Find the lines containing the word "الحضانة" and copy every one of them.

───── Task inputs ─────

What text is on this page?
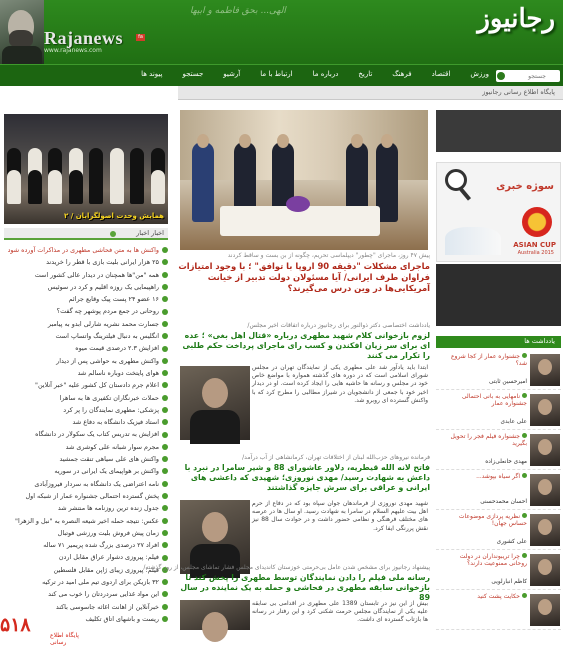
Rajanews	fa
www.rajanews.com
الهی... بحق فاطمه و ابیها	رجانیوز
ورزش
اقتصاد
فرهنگ
تاریخ
درباره ما
ارتباط با ما
آرشیو
جستجو
پیوند ها
جستجو
پایگاه اطلاع رسانی رجانیوز
همایش وحدت اصولگرایان / ۲
اخبار اخبار
واکنش ها به متن فحاشی مطهری در مذاکرات آورده شود
۲۵ هزار ایرانی بلیت بازی با قطر را خریدند
همه "من"ها همچنان در دیدار عالی کشور است
راهپیمایی یک روزه اقلیم و کرد در سوئیس
۱۶ عضو ۲۴ پست پیک وقایع جرائم
روحانی در جمع مردم پوشهر چه گفت؟
جسارت محمد نشریه شارلی ابدو به پیامبر
انگلیس به دنبال فیلترینگ واتساپ است
افزایش ۲.۳ درصدی قیمت میوه
واکنش مطهری به حواشی پس از دیدار
هوای پایتخت دوباره ناسالم شد
اعلام جرم دادستان کل کشور علیه "خبر آنلاین"
حملات خبرنگاران تکفیری ها به ساهرا
پزشکی: مطهری نمایندگان را پر کرد
استاد فیزیک دانشگاه به دفاع شد
افزایش به تدریس کتاب یک سکولار در دانشگاه
مجرم سوار شبانه علی کوشری شد
واکنش های علی سیاهی تنقت جمشید
واکنش بر هواپیمای یک ایرانی در سوریه
نامه اعتراضی یک دانشگاه به سردار فیروزآبادی
پخش گسترده احتمالی جشنواره عمار از شبکه اول
جدول زنده ترین روزنامه ها منتشر شد
عکس: نتیجه حمله اخیر شیعه النصره به "نبل و الزهرا"
زمان پیش فروش بلیت ورزشی فوتبال
افراد ۲۷ درصدی بزرگ شده پریمیر ۷۱ ساله
فیلم: پیروزی دشوار عراق مقابل اردن
فیلم: پیروزی زیبای ژاپن مقابل فلسطین
۳۲ بازیکن برای اردوی تیم ملی امید در ترکیه
این مواد غذایی سردردتان را خوب می کند
خبرآنلاین از اهانت اغاثه جاسوسی باکند
ریست و باشهای اتاق تکلیف
۵۱۸	پایگاه اطلاع رسانی
پیش ۴۷ روز، ماجرای "چطور" دیپلماسی تحریم، چگونه از بن بست و ساقط کردند
ماجرای مشکلات "دقیقه 90 اروپا با توافق" ؛ با وجود امتیازات فراوان طرف ایرانی/ آیا مسئولان دولت تدبیر از خیانت آمریکایی‌ها در وین درس می‌گیرند؟
یادداشت اختصاصی دکتر ذوالنور برای رجانیوز درباره اتفاقات اخیر مجلس/
لزوم بازخوانی کلام شهید مطهری درباره «قتال اهل بغی» ؛ عده ای برای سر زیان افکندن و کسب رای ماجرای پرداخت حکم طلبی را تکرار می کنند
ابتدا باید یادآور شد علی مطهری یکی از نمایندگان تهران در مجلس شورای اسلامی است که در دوره های گذشته همواره با مواضع خاص خود در مجلس و رسانه ها حاشیه هایی را ایجاد کرده است. او در دیدار اخیر خود با جمعی از دانشجویان در شیراز مطالبی را مطرح کرد که با واکنش گسترده ای روبرو شد.
فرمانده نیروهای حزب‌الله لبنان از اختلافات تهران، کرمانشاهی از آب درآمد/
فاتح لانه الله قیطریه، دلاور عاشورای 88 و شیر سامرا در نبرد با داعش به شهادت رسید/ مهدی نوروزی؛ شهیدی که داعشی های ایرانی و عراقی برای سرش جایزه گذاشتند
شهید مهدی نوروزی از فرماندهان جوان سپاه بود که در دفاع از حرم اهل بیت علیهم السلام در سامرا به شهادت رسید. او سال ها در عرصه های مختلف فرهنگی و نظامی حضور داشت و در حوادث سال 88 نیز نقش پررنگی ایفا کرد.
پیشنهاد رجانیوز برای مشخص شدن عامل بی‌حرمتی خوزستان کاندیدای مجلس فشار تماشای مجلس، از روز گذشته/
رسانه ملی فیلم را دادن نمایندگان توسط مطهری را پخش کند تا بازخوانی سابقه مطهری در فحاشی و حمله به یک نماینده در سال 89
بیش از این نیز در تابستان 1389 علی مطهری در اقدامی بی سابقه علیه یکی از نمایندگان مجلس حرمت شکنی کرد و این رفتار در رسانه ها بازتاب گسترده ای داشت.
سوژه خبری
ASIAN CUP
Australia 2015
یادداشت ها
جشنواره عمار از کجا شروع شد؟
امیرحسین ثابتی
نامهایی به بانی احتمالی جشنواره عمار
علی عابدی
جشنواره فیلم فجر را تحویل بگیرید
مهدی خانعلی‌زاده
اگر سیاه بپوشد...
احسان محمدحسنی
نظریه پردازی موضوعات حساس جهان!
علی کشوری
چرا تریبونداران در دولت روحانی ممنوعیت دارند؟
کاظم انبارلویی
حکایت پشت کنید
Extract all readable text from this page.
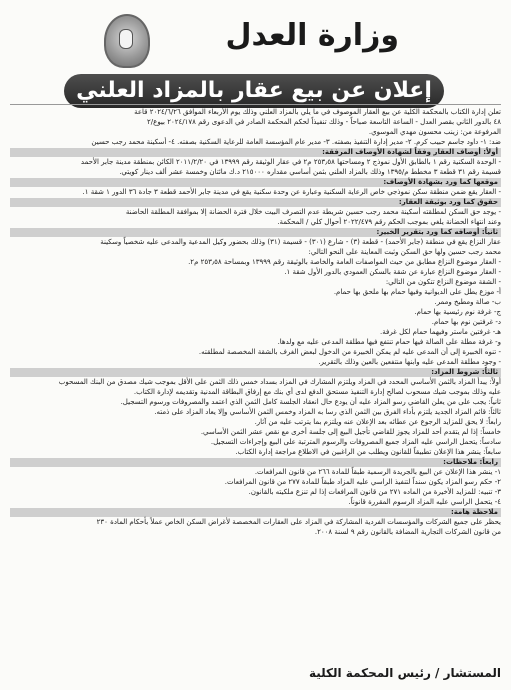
وزارة العدل
إعلان عن بيع عقار بالمزاد العلني
تعلن إدارة الكتاب بالمحكمة الكلية عن بيع العقار الموصوف في ما يلي بالمزاد العلني وذلك يوم الأربعاء الموافق ٢٠٢٤/٦/٢٦ قاعة
٤٨ بالدور الثاني بقصر العدل - الساعة التاسعة صباحاً - وذلك تنفيذاً لحكم المحكمة الصادر في الدعوى رقم ٢٠٢٤/١٧٨ بيوع/٢
المرفوعة من: زينب محسون مهدي الموسوي.
ضد: ١- داود جاسم حبيب كرم. ٢- مدير إدارة التنفيذ بصفته. ٣- مدير عام المؤسسة العامة للرعاية السكنية بصفته. ٤- أسكينة محمد رجب حسين
أولاً: أوصاف العقار وفقاً لشهادة الأوصاف المرفقة:
- الوحدة السكنية رقم ١ بالطابق الأول نموذج ٢ ومساحتها ٢٥٣٫٥٨ م٢ في عقار الوثيقة رقم ١٣٩٩٩ في ٢٠١١/٢/٢٠ الكائن بمنطقة مدينة جابر الأحمد
قسيمة رقم ٣١ قطعة ٣ مخطط م/١٣٩٥ وذلك بالمزاد العلني بثمن أساسي مقداره ٢١٥٠٠٠ د.ك مائتان وخمسة عشر ألف دينار كويتي.
موقعها كما ورد بشهادة الأوصاف:
- العقار يقع ضمن منطقة سكن نموذجي خاص الرعاية السكنية وعبارة عن وحدة سكنية يقع في مدينة جابر الأحمد قطعة ٣ جادة ٣٦ الدور ١ شقة ١.
حقوق كما ورد بوثيقة العقار:
- يوجد حق السكن لمطلقته أسكينة محمد رجب حسين شريطة عدم التصرف البيت خلال فترة الحضانة إلا بموافقة المطلقة الحاضنة
وعند انتهاء الحضانة يلغي بموجب الحكم رقم ٢٠٢٢/٤٧٩ أحوال كلي / المحكمة.
ثانياً: أوصافه كما ورد بتقرير الخبير:
عقار النزاع يقع في منطقة (جابر الأحمد) - قطعة (٣) - شارع (٣٠١) - قسيمة (٣١) وذلك بحضور وكيل المدعية والمدعى عليه شخصياً وسكينة
محمد رجب حسين ولها حق السكن وثبت المعاينة على النحو التالي:
- العقار موضوع النزاع مطابق من حيث المواصفات العامة والخاصة بالوثيقة رقم ١٣٩٩٩ وبمساحة ٢٥٣٫٥٨ م٢.
- العقار موضوع النزاع عبارة عن شقة بالسكن العمودي بالدور الأول شقة ١.
- الشقة موضوع النزاع تتكون من التالي:
أ- موزع يطل على الديوانية وفيها حمام بها ملحق بها حمام.
ب- صالة ومطبخ وممر.
ج- غرفة نوم رئيسية بها حمام.
د- غرفتين نوم بها حمام.
هـ- غرفتين ماستر وفيهما حمام لكل غرفة.
و- غرفة مطلة على الصالة فيها حمام تنتفع فيها مطلقة المدعى عليه مع ولدها.
- تنوه الخبيرة إلى أن المدعى عليه لم يمكن الخبيرة من الدخول لبعض الغرف بالشقة المخصصة لمطلقته.
- وجود مطلقة المدعى عليه وابنها منتفعين بالعين وذلك بالتقرير.
ثالثاً: شروط المزاد:
أولاً: يبدأ المزاد بالثمن الأساسي المحدد في المزاد ويلتزم المشارك في المزاد بسداد خمس ذلك الثمن على الأقل بموجب شيك مصدق من البنك المسحوب
عليه وذلك بموجب شيك مسحوب لصالح إدارة التنفيذ مستحق الدفع لدى أي بنك مع إرفاق البطاقة المدنية وتقديمه لإدارة الكتاب.
ثانياً: يجب على من يعلن القاضي رسو المزاد عليه أن يودع حال انعقاد الجلسة كامل الثمن الذي اعتمد والمصروفات ورسوم التسجيل.
ثالثاً: قائم المزاد الجديد يلتزم بأداء الفرق بين الثمن الذي رسا به المزاد وخمس الثمن الأساسي وإلا يعاد المزاد على ذمته.
رابعاً: لا يحق للمزايد الرجوع عن عطائه بعد الإعلان عنه ويلتزم بما يترتب عليه من آثار.
خامساً: إذا لم يتقدم أحد للمزاد يجوز للقاضي تأجيل البيع إلى جلسة أخرى مع نقص عشر الثمن الأساسي.
سادساً: يتحمل الراسي عليه المزاد جميع المصروفات والرسوم المترتبة على البيع وإجراءات التسجيل.
سابعاً: ينشر هذا الإعلان تطبيقاً للقانون ويطلب من الراغبين في الاطلاع مراجعة إدارة الكتاب.
رابعاً: ملاحظات:
١- ينشر هذا الإعلان عن البيع بالجريدة الرسمية طبقاً للمادة ٢٦٦ من قانون المرافعات.
٢- حكم رسو المزاد يكون سنداً لتنفيذ الراسي عليه المزاد طبقاً للمادة ٢٧٧ من قانون المرافعات.
٣- تنبيه: للمزايد الأخيرة من الماده ٢٧١ من قانون المرافعات إذا لم تنزع ملكيته بالقانون.
٤- يتحمل الراسي عليه المزاد الرسوم المقررة قانوناً.
ملاحظة هامة:
يحظر على جميع الشركات والمؤسسات الفردية المشاركة في المزاد على العقارات المخصصة لأغراض السكن الخاص عملاً بأحكام المادة ٢٣٠
من قانون الشركات التجارية المضافة بالقانون رقم ٩ لسنة ٢٠٠٨.
المستشار / رئيس المحكمة الكلية
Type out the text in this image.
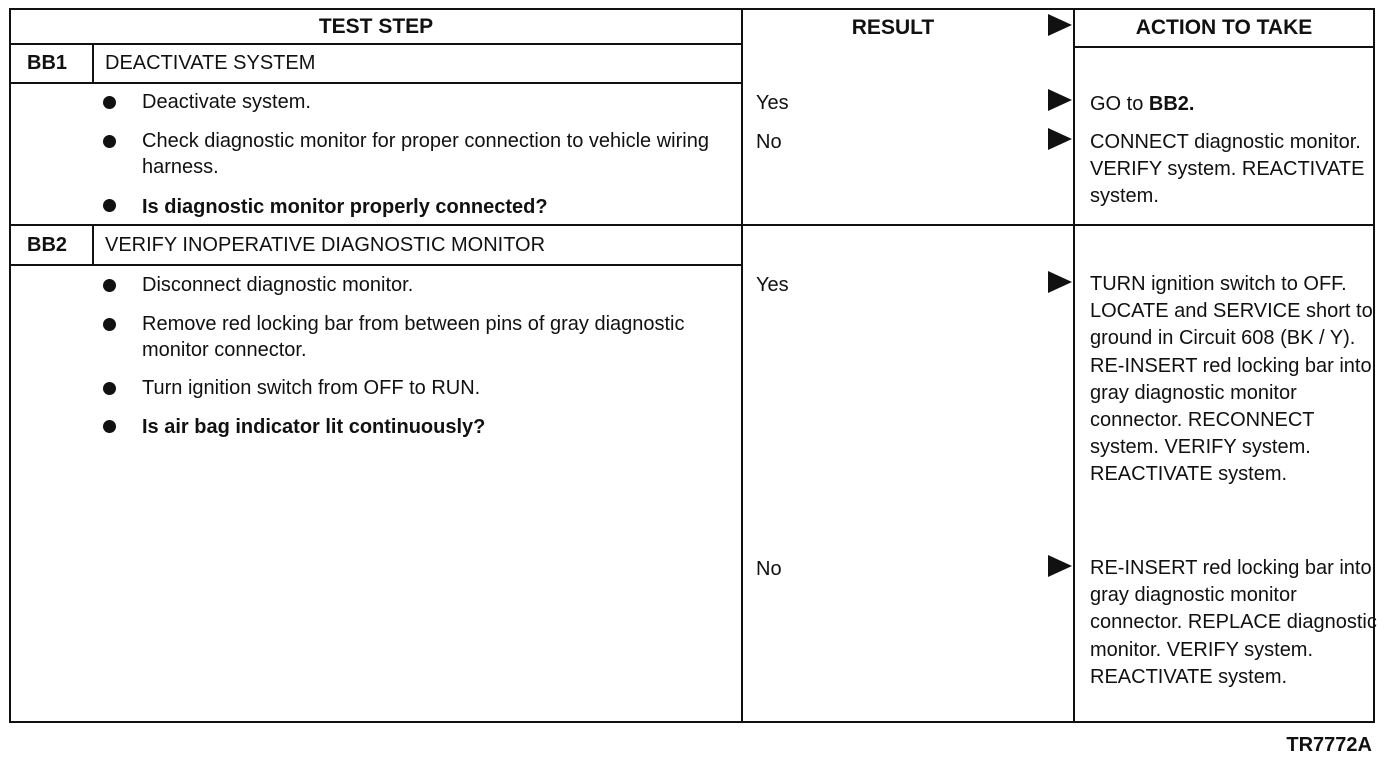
TEST STEP	RESULT	ACTION TO TAKE
BB1 DEACTIVATE SYSTEM
Deactivate system.
Check diagnostic monitor for proper connection to vehicle wiring harness.
Is diagnostic monitor properly connected?
Yes
No
GO to BB2.
CONNECT diagnostic monitor. VERIFY system. REACTIVATE system.
BB2 VERIFY INOPERATIVE DIAGNOSTIC MONITOR
Disconnect diagnostic monitor.
Remove red locking bar from between pins of gray diagnostic monitor connector.
Turn ignition switch from OFF to RUN.
Is air bag indicator lit continuously?
Yes
No
TURN ignition switch to OFF. LOCATE and SERVICE short to ground in Circuit 608 (BK / Y). RE-INSERT red locking bar into gray diagnostic monitor connector. RECONNECT system. VERIFY system. REACTIVATE system.
RE-INSERT red locking bar into gray diagnostic monitor connector. REPLACE diagnostic monitor. VERIFY system. REACTIVATE system.
TR7772A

─────

- The completed task:
- يوجد حق السكن لمطلقته أسكينة محمد رجب حسين شريطة عدم التصرف البيت خلال فترة الحضانة إلا بموافقة المطلقة الحاضنة
وعند انتهاء الحضانة يلغي بموجب الحكم رقم ٢٠٢٢/٤٧٩ أحوال كلي / المحكمة.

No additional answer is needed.